» PROVIDED INFORMATION
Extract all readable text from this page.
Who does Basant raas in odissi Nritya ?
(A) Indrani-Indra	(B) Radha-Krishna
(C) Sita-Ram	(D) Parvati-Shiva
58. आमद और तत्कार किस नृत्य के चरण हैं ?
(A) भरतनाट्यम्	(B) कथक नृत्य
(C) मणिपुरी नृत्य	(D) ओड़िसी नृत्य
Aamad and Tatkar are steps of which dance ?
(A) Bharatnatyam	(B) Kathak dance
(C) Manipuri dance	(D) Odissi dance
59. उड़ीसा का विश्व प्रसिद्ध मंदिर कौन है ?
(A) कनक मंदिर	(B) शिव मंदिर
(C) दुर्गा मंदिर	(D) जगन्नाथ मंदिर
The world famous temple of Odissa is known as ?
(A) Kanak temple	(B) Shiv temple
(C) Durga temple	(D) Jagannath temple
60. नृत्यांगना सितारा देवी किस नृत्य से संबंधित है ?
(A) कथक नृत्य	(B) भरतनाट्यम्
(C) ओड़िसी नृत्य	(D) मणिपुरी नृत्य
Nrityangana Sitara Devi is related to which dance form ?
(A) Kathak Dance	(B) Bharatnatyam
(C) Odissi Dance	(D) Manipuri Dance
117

» WHAT IS BEING ASKED
Quote all of the entries verbatim.

» COMPLETED TASK
Extract all readable text from this page.
Who does Basant raas in odissi Nritya ?
(A) Indrani-Indra	(B) Radha-Krishna
(C) Sita-Ram	(D) Parvati-Shiva
58. आमद और तत्कार किस नृत्य के चरण हैं ?
(A) भरतनाट्यम्	(B) कथक नृत्य
(C) मणिपुरी नृत्य	(D) ओड़िसी नृत्य
Aamad and Tatkar are steps of which dance ?
(A) Bharatnatyam	(B) Kathak dance
(C) Manipuri dance	(D) Odissi dance
59. उड़ीसा का विश्व प्रसिद्ध मंदिर कौन है ?
(A) कनक मंदिर	(B) शिव मंदिर
(C) दुर्गा मंदिर	(D) जगन्नाथ मंदिर
The world famous temple of Odissa is known as ?
(A) Kanak temple	(B) Shiv temple
(C) Durga temple	(D) Jagannath temple
60. नृत्यांगना सितारा देवी किस नृत्य से संबंधित है ?
(A) कथक नृत्य	(B) भरतनाट्यम्
(C) ओड़िसी नृत्य	(D) मणिपुरी नृत्य
Nrityangana Sitara Devi is related to which dance form ?
(A) Kathak Dance	(B) Bharatnatyam
(C) Odissi Dance	(D) Manipuri Dance
117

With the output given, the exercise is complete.